**Data shown**
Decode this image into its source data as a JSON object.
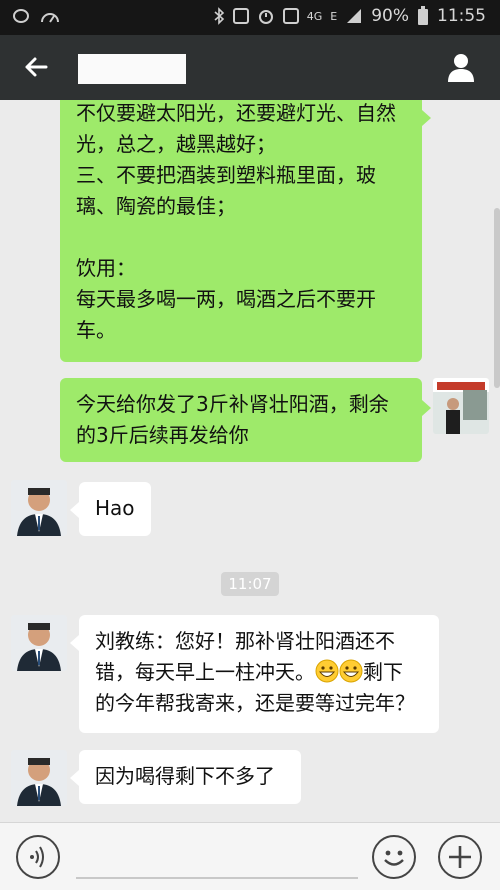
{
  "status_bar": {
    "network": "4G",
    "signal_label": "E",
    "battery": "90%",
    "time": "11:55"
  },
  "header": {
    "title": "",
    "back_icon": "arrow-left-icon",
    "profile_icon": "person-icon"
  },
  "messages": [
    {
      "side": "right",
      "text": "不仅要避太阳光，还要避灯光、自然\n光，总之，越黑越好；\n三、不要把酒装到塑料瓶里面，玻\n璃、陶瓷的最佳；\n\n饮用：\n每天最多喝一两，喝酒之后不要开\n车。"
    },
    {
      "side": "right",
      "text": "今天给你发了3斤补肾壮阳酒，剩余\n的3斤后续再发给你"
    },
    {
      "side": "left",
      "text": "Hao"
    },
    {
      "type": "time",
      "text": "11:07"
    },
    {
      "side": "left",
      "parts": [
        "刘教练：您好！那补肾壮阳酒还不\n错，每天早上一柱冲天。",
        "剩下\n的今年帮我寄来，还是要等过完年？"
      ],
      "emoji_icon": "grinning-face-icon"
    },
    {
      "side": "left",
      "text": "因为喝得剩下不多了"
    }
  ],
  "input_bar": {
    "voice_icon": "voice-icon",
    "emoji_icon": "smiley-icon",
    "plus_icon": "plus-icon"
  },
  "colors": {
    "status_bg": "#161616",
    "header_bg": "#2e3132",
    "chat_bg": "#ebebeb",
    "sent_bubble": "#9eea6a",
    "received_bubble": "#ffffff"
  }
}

--

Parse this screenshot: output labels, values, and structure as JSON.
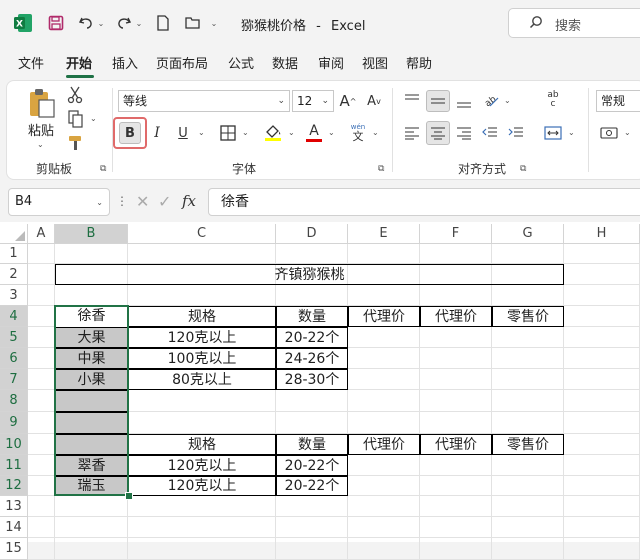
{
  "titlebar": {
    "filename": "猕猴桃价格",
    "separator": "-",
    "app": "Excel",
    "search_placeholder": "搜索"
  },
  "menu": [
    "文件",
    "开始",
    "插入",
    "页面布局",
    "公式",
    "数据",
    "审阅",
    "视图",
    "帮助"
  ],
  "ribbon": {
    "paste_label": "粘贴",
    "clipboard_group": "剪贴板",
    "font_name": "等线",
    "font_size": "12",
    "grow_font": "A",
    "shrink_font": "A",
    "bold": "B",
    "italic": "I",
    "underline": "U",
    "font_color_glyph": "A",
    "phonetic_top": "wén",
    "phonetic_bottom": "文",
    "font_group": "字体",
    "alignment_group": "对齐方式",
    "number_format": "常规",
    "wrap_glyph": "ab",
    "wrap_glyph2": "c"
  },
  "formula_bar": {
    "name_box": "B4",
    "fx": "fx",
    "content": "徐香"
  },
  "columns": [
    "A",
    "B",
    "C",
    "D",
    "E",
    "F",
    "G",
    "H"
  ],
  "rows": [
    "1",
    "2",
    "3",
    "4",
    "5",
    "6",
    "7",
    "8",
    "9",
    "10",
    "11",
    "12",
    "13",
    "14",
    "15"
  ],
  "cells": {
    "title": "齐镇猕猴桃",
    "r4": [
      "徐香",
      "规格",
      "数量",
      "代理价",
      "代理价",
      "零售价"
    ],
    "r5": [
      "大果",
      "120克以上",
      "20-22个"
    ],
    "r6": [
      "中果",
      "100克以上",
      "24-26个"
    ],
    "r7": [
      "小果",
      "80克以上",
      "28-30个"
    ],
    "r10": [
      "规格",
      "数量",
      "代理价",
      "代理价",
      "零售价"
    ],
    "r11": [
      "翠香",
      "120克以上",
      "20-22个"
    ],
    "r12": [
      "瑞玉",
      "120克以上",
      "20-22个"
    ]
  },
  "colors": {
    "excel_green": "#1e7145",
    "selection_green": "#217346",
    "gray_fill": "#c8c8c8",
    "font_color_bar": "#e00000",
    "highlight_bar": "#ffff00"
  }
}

**Exercise task**
From the data above, copy each line where the string "this" appears.

**Problem solution**
Decode this image into its source data as a JSON object.
Parse this screenshot: output labels, values, and structure as JSON.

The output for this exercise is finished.